Stored records

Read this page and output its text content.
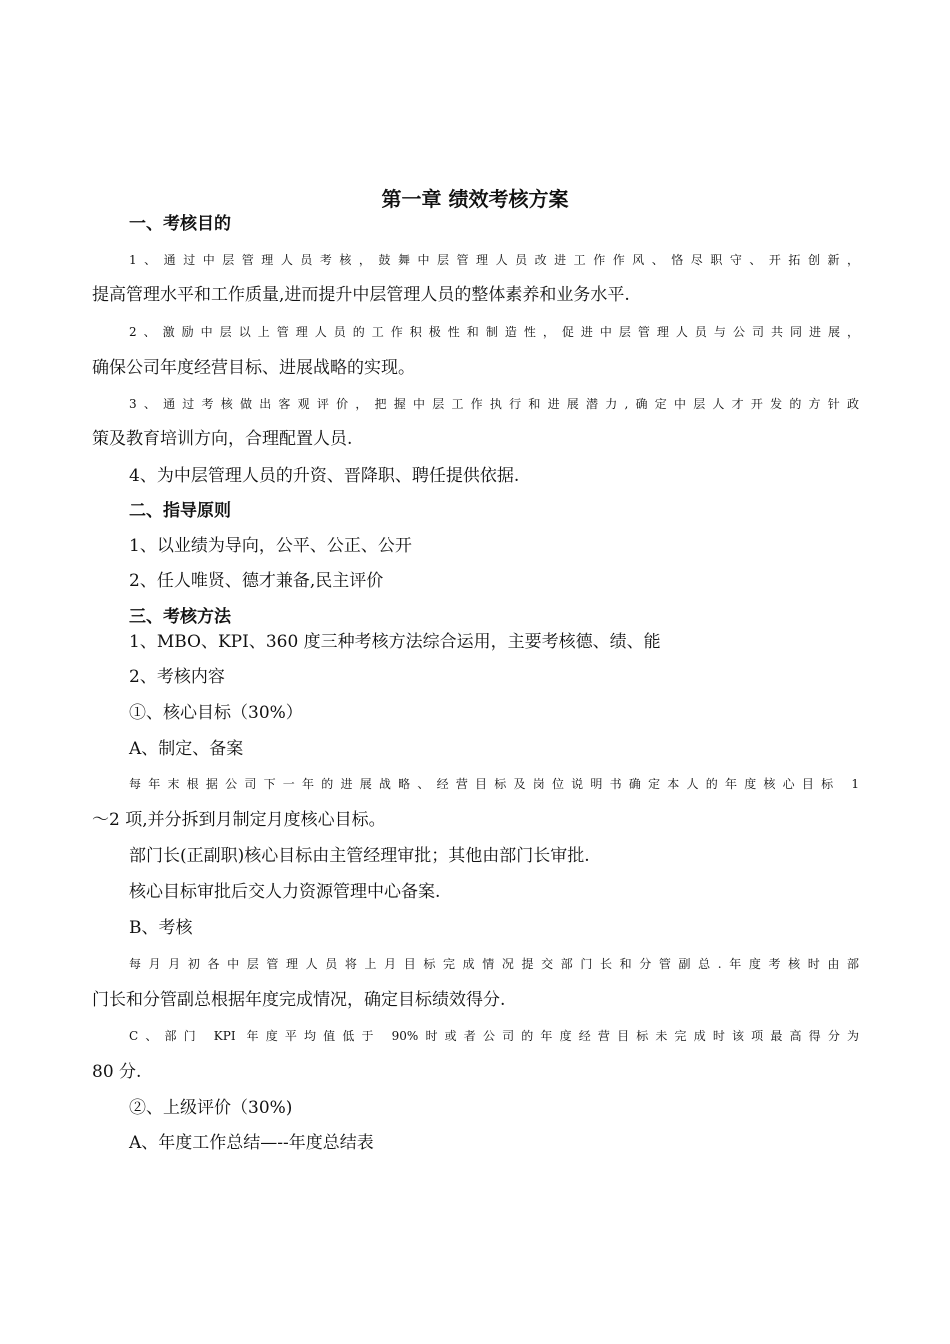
第一章 绩效考核方案
一、考核目的
1、通过中层管理人员考核，鼓舞中层管理人员改进工作作风、恪尽职守、开拓创新，
提高管理水平和工作质量,进而提升中层管理人员的整体素养和业务水平.
2、激励中层以上管理人员的工作积极性和制造性，促进中层管理人员与公司共同进展，
确保公司年度经营目标、进展战略的实现。
3、通过考核做出客观评价，把握中层工作执行和进展潜力,确定中层人才开发的方针政
策及教育培训方向，合理配置人员.
4、为中层管理人员的升资、晋降职、聘任提供依据.
二、指导原则
1、以业绩为导向，公平、公正、公开
2、任人唯贤、德才兼备,民主评价
三、考核方法
1、MBO、KPI、360 度三种考核方法综合运用，主要考核德、绩、能
2、考核内容
①、核心目标（30%）
A、制定、备案
每年末根据公司下一年的进展战略、经营目标及岗位说明书确定本人的年度核心目标 1
～2 项,并分拆到月制定月度核心目标。
部门长(正副职)核心目标由主管经理审批；其他由部门长审批.
核心目标审批后交人力资源管理中心备案.
B、考核
每月月初各中层管理人员将上月目标完成情况提交部门长和分管副总.年度考核时由部
门长和分管副总根据年度完成情况，确定目标绩效得分.
C、部门 KPI 年度平均值低于 90%时或者公司的年度经营目标未完成时该项最高得分为
80 分.
②、上级评价（30%)
A、年度工作总结—--年度总结表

_Challenge:_ Output the material word for word, omitting its pictures.

_Written answer:_
Read this page and output its text content.
第一章 绩效考核方案
一、考核目的
1、通过中层管理人员考核，鼓舞中层管理人员改进工作作风、恪尽职守、开拓创新，
提高管理水平和工作质量,进而提升中层管理人员的整体素养和业务水平.
2、激励中层以上管理人员的工作积极性和制造性，促进中层管理人员与公司共同进展，
确保公司年度经营目标、进展战略的实现。
3、通过考核做出客观评价，把握中层工作执行和进展潜力,确定中层人才开发的方针政
策及教育培训方向，合理配置人员.
4、为中层管理人员的升资、晋降职、聘任提供依据.
二、指导原则
1、以业绩为导向，公平、公正、公开
2、任人唯贤、德才兼备,民主评价
三、考核方法
1、MBO、KPI、360 度三种考核方法综合运用，主要考核德、绩、能
2、考核内容
①、核心目标（30%）
A、制定、备案
每年末根据公司下一年的进展战略、经营目标及岗位说明书确定本人的年度核心目标 1
～2 项,并分拆到月制定月度核心目标。
部门长(正副职)核心目标由主管经理审批；其他由部门长审批.
核心目标审批后交人力资源管理中心备案.
B、考核
每月月初各中层管理人员将上月目标完成情况提交部门长和分管副总.年度考核时由部
门长和分管副总根据年度完成情况，确定目标绩效得分.
C、部门 KPI 年度平均值低于 90%时或者公司的年度经营目标未完成时该项最高得分为
80 分.
②、上级评价（30%)
A、年度工作总结—--年度总结表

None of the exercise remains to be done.